■ What you need to do: Sort through the entries below and pull out lines containing the word "scissors".

[begin Records for this exercise]

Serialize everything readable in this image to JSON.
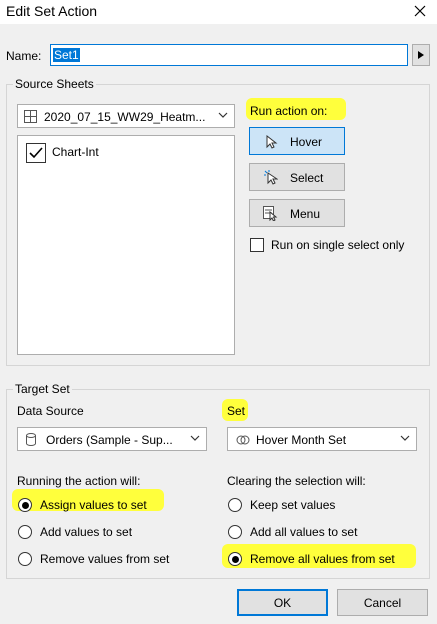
{
  "window": {
    "title": "Edit Set Action"
  },
  "name_field": {
    "label": "Name:",
    "value": "Set1"
  },
  "source_sheets": {
    "legend": "Source Sheets",
    "selected_sheet": "2020_07_15_WW29_Heatm...",
    "sheets": [
      {
        "label": "Chart-Int",
        "checked": true
      }
    ]
  },
  "run_action": {
    "label": "Run action on:",
    "hover_label": "Hover",
    "select_label": "Select",
    "menu_label": "Menu",
    "single_select_label": "Run on single select only"
  },
  "target_set": {
    "legend": "Target Set",
    "data_source_label": "Data Source",
    "data_source_value": "Orders (Sample - Sup...",
    "set_label": "Set",
    "set_value": "Hover Month Set"
  },
  "running_action": {
    "label": "Running the action will:",
    "options": [
      "Assign values to set",
      "Add values to set",
      "Remove values from set"
    ],
    "selected": 0
  },
  "clearing_selection": {
    "label": "Clearing the selection will:",
    "options": [
      "Keep set values",
      "Add all values to set",
      "Remove all values from set"
    ],
    "selected": 2
  },
  "footer": {
    "ok_label": "OK",
    "cancel_label": "Cancel"
  },
  "colors": {
    "highlight": "#ffff3c",
    "accent": "#0078d7"
  }
}
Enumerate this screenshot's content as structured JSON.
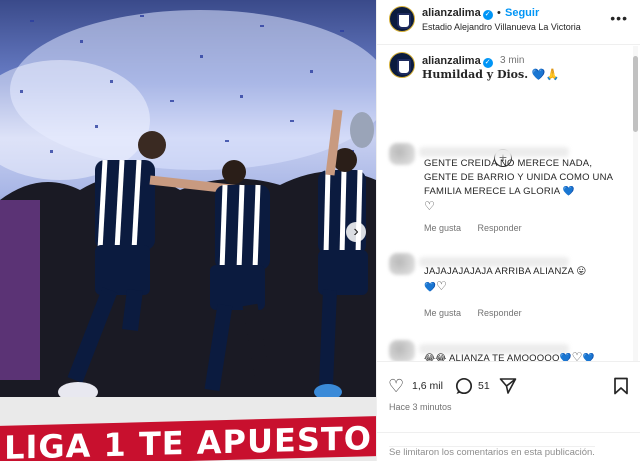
{
  "post": {
    "username": "alianzalima",
    "follow_label": "Seguir",
    "location": "Estadio Alejandro Villanueva La Victoria",
    "more_label": "•••",
    "banner_text": "LIGA 1 TE APUESTO",
    "next_label": "›"
  },
  "caption": {
    "username": "alianzalima",
    "time": "3 min",
    "text": "Humildad y Dios.",
    "emoji": "💙🙏"
  },
  "comments": [
    {
      "text": "GENTE CREIDA NO MERECE NADA, GENTE DE BARRIO Y UNIDA COMO UNA FAMILIA MERECE LA GLORIA",
      "emoji": "💙",
      "like_label": "Me gusta",
      "reply_label": "Responder"
    },
    {
      "text": "JAJAJAJAJAJA ARRIBA ALIANZA",
      "emoji": "😛",
      "line2": "💙",
      "like_label": "Me gusta",
      "reply_label": "Responder"
    },
    {
      "text": "ALIANZA TE AMOOOOO",
      "emoji_prefix": "😂😂",
      "emoji": "💙",
      "emoji_end": "💙"
    }
  ],
  "actions": {
    "likes": "1,6 mil",
    "comments": "51",
    "posted": "Hace 3 minutos",
    "limited": "Se limitaron los comentarios en esta publicación."
  },
  "colors": {
    "accent": "#0095f6",
    "banner_red": "#c8102e",
    "jersey_navy": "#0b1b3f"
  }
}
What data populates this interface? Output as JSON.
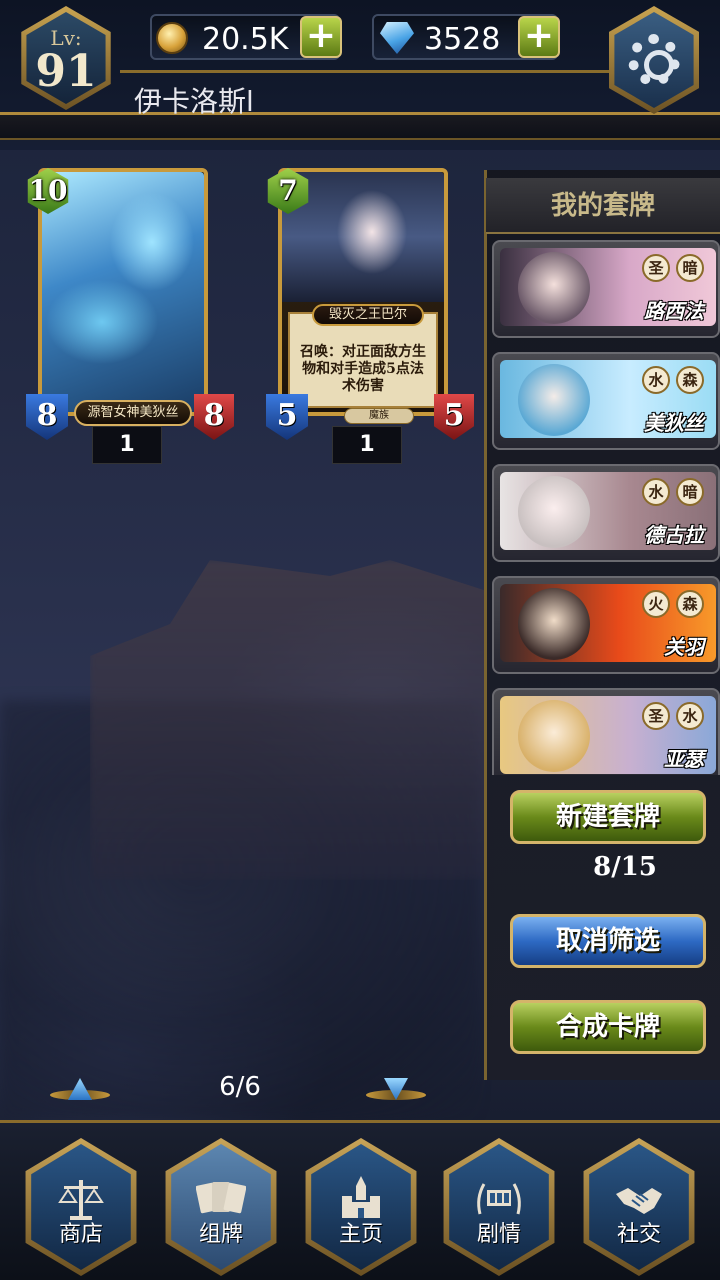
{
  "player": {
    "level_label": "Lv:",
    "level": "91",
    "name": "伊卡洛斯l"
  },
  "currency": {
    "gold": "20.5K",
    "gems": "3528",
    "add_symbol": "+"
  },
  "cards": [
    {
      "cost": "10",
      "name": "源智女神美狄丝",
      "attack": "8",
      "health": "8",
      "count": "1"
    },
    {
      "cost": "7",
      "name": "毁灭之王巴尔",
      "text": "召唤：对正面敌方生物和对手造成5点法术伤害",
      "tribe": "魔族",
      "attack": "5",
      "health": "5",
      "count": "1"
    }
  ],
  "deck_panel": {
    "title": "我的套牌",
    "decks": [
      {
        "name": "路西法",
        "elements": [
          "圣",
          "暗"
        ]
      },
      {
        "name": "美狄丝",
        "elements": [
          "水",
          "森"
        ]
      },
      {
        "name": "德古拉",
        "elements": [
          "水",
          "暗"
        ]
      },
      {
        "name": "关羽",
        "elements": [
          "火",
          "森"
        ]
      },
      {
        "name": "亚瑟",
        "elements": [
          "圣",
          "水"
        ]
      }
    ],
    "new_deck": "新建套牌",
    "deck_count": "8/15",
    "cancel_filter": "取消筛选",
    "craft_card": "合成卡牌"
  },
  "pagination": {
    "label": "6/6"
  },
  "nav": [
    {
      "label": "商店",
      "icon": "scales-icon"
    },
    {
      "label": "组牌",
      "icon": "cards-icon"
    },
    {
      "label": "主页",
      "icon": "castle-icon"
    },
    {
      "label": "剧情",
      "icon": "film-laurel-icon"
    },
    {
      "label": "社交",
      "icon": "handshake-icon"
    }
  ]
}
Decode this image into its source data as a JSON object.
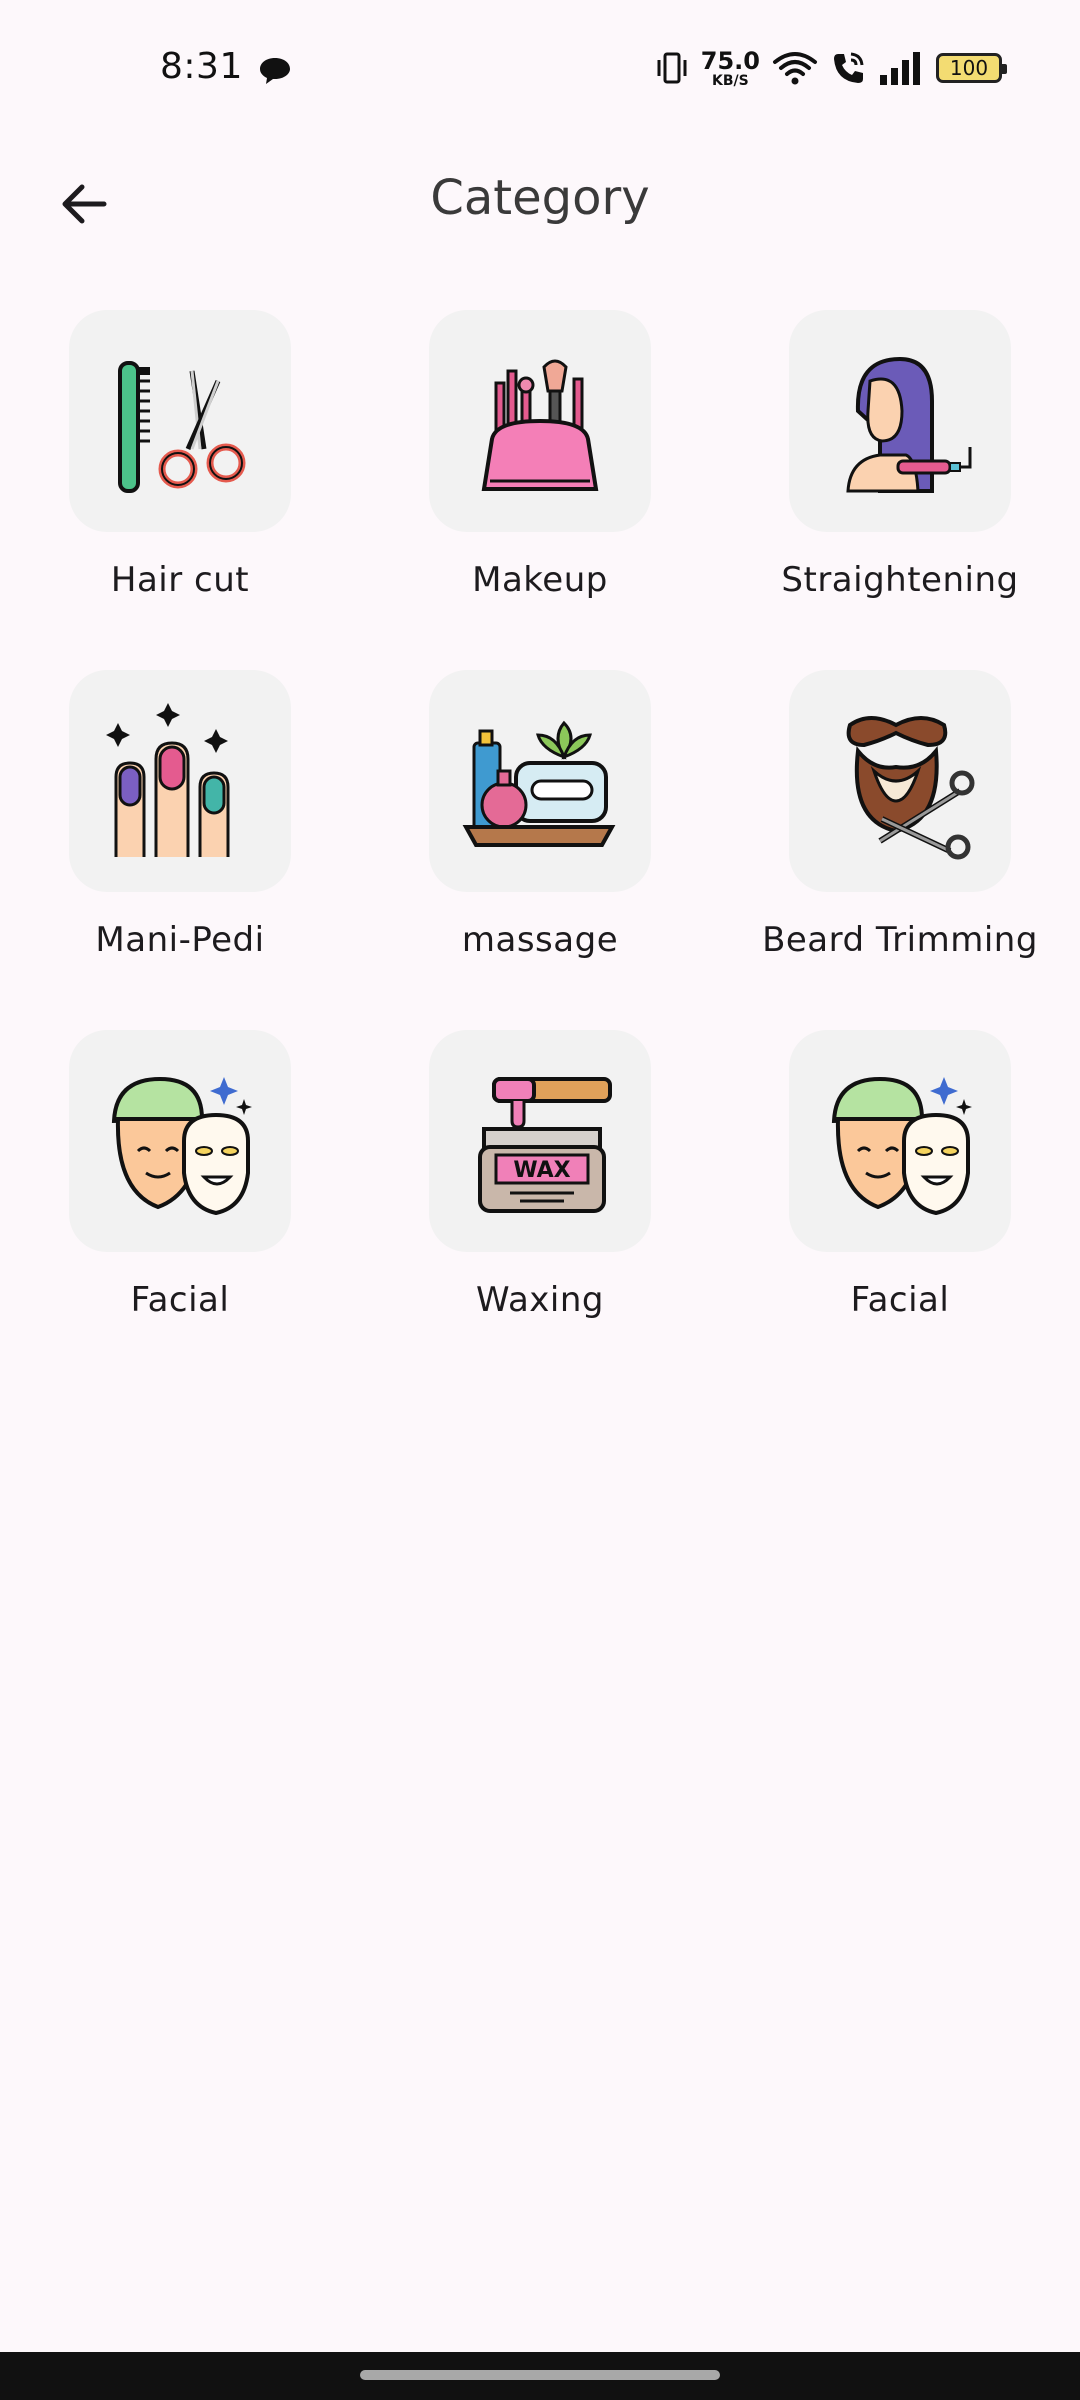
{
  "status_bar": {
    "time": "8:31",
    "net_speed_value": "75.0",
    "net_speed_unit": "KB/S",
    "battery": "100",
    "battery_color": "#f3dc72",
    "icons": [
      "chat-bubble-icon",
      "vibrate-icon",
      "wifi-icon",
      "call-icon",
      "signal-icon",
      "battery-icon"
    ]
  },
  "header": {
    "title": "Category",
    "back_icon": "arrow-left-icon"
  },
  "categories": [
    {
      "label": "Hair cut",
      "icon": "comb-scissors-icon"
    },
    {
      "label": "Makeup",
      "icon": "makeup-kit-icon"
    },
    {
      "label": "Straightening",
      "icon": "hair-straightener-icon"
    },
    {
      "label": "Mani-Pedi",
      "icon": "painted-nails-icon"
    },
    {
      "label": "massage",
      "icon": "spa-oils-icon"
    },
    {
      "label": "Beard Trimming",
      "icon": "beard-scissors-icon"
    },
    {
      "label": "Facial",
      "icon": "face-mask-icon"
    },
    {
      "label": "Waxing",
      "icon": "wax-jar-icon"
    },
    {
      "label": "Facial",
      "icon": "face-mask-icon"
    }
  ],
  "colors": {
    "background": "#fdf8fb",
    "tile": "#f2f2f2"
  }
}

[end Records for this exercise]

■ Answer to this exercise:
      "icon": "comb-scissors-icon"
      "icon": "beard-scissors-icon"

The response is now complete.